- **Instructions for the task**
Each line should be copied exactly.
+++ Task data +++
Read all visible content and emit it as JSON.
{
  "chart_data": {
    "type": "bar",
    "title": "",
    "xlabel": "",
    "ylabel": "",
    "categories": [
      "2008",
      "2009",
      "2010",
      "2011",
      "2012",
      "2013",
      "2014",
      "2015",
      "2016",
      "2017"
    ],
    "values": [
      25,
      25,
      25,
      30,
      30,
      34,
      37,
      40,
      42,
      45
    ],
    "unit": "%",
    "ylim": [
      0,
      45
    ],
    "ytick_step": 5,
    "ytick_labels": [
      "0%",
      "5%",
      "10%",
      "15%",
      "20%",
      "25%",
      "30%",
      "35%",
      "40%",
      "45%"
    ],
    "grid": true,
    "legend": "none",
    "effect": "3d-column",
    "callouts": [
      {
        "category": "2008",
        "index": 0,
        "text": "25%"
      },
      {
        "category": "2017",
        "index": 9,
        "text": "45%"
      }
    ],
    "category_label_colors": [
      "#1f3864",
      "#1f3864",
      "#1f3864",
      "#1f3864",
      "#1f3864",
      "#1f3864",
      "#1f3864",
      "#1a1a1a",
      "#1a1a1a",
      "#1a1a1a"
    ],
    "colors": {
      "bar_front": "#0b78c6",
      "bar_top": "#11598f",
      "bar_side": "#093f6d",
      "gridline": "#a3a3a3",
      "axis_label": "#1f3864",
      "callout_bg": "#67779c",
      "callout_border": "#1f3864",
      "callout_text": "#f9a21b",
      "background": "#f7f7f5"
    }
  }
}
+++
- **Solution**
Read all visible content and emit it as JSON.
{
  "chart_data": {
    "type": "bar",
    "title": "",
    "xlabel": "",
    "ylabel": "",
    "categories": [
      "2008",
      "2009",
      "2010",
      "2011",
      "2012",
      "2013",
      "2014",
      "2015",
      "2016",
      "2017"
    ],
    "values": [
      25,
      25,
      25,
      30,
      30,
      34,
      37,
      40,
      42,
      45
    ],
    "unit": "%",
    "ylim": [
      0,
      45
    ],
    "ytick_step": 5,
    "ytick_labels": [
      "0%",
      "5%",
      "10%",
      "15%",
      "20%",
      "25%",
      "30%",
      "35%",
      "40%",
      "45%"
    ],
    "grid": true,
    "legend": "none",
    "effect": "3d-column",
    "callouts": [
      {
        "category": "2008",
        "index": 0,
        "text": "25%"
      },
      {
        "category": "2017",
        "index": 9,
        "text": "45%"
      }
    ],
    "category_label_colors": [
      "#1f3864",
      "#1f3864",
      "#1f3864",
      "#1f3864",
      "#1f3864",
      "#1f3864",
      "#1f3864",
      "#1a1a1a",
      "#1a1a1a",
      "#1a1a1a"
    ],
    "colors": {
      "bar_front": "#0b78c6",
      "bar_top": "#11598f",
      "bar_side": "#093f6d",
      "gridline": "#a3a3a3",
      "axis_label": "#1f3864",
      "callout_bg": "#67779c",
      "callout_border": "#1f3864",
      "callout_text": "#f9a21b",
      "background": "#f7f7f5"
    }
  }
}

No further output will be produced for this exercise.